## Problem to work on
Answer these questions from the Moto2 race report below:
(a) From which grid position did Andrea Iannone start?
(b) Which rider crashed out on lap 10?
(c) On which part of the track did Iannone pass Thomas Luthi to take the lead?

## Passage for review

-----

Andrea Iannone stormed through from 11th on the grid to take a stunning victory in a wet Spanish Moto2 Grand Prix. The Italian produced a typically explosive performance to catch and pass Thomas Luthi, eventually winning by nearly eight seconds.
Bradley Smith was one of the stars yet again as he took an excellent fourth, ahead of polesitter Stefan Bradl. The Tech3 rider made another lightning start and actually led the race at the end of the first lap after diving past Luthi and Yuki Takahashi, with Bradl dropping to sixth.
Iannone wasn't the only man charging through the field. Incredibly, Simone Corsi made it all the way from 18th on the grid to take the lead from Smith as early as lap three. Luthi followed him through as Takahashi began to put the Brit under pressure. Meanwhile Iannone had demoted Bradl to seventh.
Any hopes the top four had of getting away were extinguished when Iannone dived past Jules Cluzel, and he started to haul himself up to the lead group. By lap seven he was right with them and after some aggressive overtaking, he disposed with Takahashi, Smith and Corsi in the space of a lap to take second. The four-way battle for second became a three-way scrap on lap 10, as Takahashi crashed out.
Behind them, Marc Marquez was recovering from a poor start and was past Cluzel for sixth, but an error from the Frenchman on lap 11 took both of them out of the race, leaving the Spaniard with no points from two races, despite some stunning performances.
At half distance, Iannone was right with Luthi and wrong-footed the Swiss rider on the pit straight. As Luthi looked left, the Italian breezed past him on the right to take the lead, a lead that he never looked like surrendering.

-----

## Provided material
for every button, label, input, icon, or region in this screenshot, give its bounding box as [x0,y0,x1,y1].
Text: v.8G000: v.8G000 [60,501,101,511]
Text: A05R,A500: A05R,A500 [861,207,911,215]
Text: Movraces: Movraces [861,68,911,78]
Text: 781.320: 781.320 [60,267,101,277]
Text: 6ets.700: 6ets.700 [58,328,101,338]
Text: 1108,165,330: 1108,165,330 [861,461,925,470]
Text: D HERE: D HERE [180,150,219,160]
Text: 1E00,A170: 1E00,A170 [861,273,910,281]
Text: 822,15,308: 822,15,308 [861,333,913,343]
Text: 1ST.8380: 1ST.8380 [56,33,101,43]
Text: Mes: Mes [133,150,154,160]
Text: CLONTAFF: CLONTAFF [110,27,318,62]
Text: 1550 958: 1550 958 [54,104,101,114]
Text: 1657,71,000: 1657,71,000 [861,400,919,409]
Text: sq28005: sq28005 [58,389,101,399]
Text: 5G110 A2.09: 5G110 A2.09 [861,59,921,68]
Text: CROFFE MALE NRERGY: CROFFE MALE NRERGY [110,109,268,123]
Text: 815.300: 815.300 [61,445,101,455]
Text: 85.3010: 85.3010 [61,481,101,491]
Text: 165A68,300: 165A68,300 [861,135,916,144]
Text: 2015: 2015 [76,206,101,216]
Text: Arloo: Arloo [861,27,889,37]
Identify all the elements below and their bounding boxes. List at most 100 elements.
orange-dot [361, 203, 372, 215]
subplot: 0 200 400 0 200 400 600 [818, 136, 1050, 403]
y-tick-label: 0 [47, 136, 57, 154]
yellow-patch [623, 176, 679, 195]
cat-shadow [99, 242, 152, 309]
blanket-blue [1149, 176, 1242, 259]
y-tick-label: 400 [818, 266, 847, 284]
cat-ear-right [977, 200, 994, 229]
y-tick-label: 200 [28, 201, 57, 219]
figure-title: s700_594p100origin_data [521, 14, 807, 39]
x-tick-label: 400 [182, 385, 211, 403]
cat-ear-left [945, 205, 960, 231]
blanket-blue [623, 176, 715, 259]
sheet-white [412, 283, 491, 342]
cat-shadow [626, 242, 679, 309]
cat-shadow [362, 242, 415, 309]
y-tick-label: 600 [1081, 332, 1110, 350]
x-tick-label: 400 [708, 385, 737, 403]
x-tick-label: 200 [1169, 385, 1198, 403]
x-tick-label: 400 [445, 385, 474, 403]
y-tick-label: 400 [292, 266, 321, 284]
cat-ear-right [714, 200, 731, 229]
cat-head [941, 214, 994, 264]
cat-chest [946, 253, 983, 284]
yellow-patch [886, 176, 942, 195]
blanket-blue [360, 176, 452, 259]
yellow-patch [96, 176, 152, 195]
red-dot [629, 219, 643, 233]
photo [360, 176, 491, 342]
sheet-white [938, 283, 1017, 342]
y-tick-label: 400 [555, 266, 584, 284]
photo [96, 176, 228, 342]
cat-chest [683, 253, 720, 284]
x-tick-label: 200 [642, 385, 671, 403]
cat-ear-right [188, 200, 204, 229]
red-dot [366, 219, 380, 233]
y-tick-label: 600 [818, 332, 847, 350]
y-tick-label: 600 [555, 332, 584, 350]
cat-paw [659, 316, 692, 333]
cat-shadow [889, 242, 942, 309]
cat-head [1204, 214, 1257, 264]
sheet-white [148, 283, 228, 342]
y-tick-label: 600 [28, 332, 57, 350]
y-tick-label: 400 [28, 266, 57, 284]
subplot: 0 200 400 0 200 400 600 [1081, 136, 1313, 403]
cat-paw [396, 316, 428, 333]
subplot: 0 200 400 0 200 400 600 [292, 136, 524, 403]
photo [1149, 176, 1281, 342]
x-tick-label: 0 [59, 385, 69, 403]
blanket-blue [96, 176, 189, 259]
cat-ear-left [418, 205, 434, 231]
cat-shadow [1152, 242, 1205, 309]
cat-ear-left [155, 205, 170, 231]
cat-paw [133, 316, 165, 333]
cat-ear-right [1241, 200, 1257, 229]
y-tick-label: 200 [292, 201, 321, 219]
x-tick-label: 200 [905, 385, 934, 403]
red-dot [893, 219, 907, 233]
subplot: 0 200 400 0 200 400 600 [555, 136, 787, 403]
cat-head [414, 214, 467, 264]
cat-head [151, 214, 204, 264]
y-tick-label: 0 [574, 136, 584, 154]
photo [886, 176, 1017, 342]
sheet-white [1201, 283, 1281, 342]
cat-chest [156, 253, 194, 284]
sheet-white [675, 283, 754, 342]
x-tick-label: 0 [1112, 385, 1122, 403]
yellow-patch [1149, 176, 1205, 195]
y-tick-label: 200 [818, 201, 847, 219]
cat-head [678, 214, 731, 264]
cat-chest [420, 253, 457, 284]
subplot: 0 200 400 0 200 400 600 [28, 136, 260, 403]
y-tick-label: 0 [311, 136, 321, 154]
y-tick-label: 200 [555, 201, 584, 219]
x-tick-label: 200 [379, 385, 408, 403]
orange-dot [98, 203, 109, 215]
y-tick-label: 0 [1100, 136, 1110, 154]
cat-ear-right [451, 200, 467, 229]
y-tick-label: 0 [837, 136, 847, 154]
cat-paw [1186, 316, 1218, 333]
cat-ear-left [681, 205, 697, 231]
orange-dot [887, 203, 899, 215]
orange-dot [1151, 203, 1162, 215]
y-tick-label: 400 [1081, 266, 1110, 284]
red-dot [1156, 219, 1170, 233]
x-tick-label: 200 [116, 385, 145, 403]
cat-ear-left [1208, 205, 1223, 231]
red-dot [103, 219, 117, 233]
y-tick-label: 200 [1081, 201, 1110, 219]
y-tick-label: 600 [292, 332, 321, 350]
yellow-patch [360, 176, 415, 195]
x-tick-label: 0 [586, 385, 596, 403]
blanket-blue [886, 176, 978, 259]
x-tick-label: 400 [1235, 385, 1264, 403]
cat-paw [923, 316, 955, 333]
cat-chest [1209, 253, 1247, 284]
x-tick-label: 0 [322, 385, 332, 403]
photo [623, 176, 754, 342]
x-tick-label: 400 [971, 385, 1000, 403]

-----

## Exercise result
(a) 11th on the grid.
(b) Yuki Takahashi.
(c) The pit straight, where he went past on the right.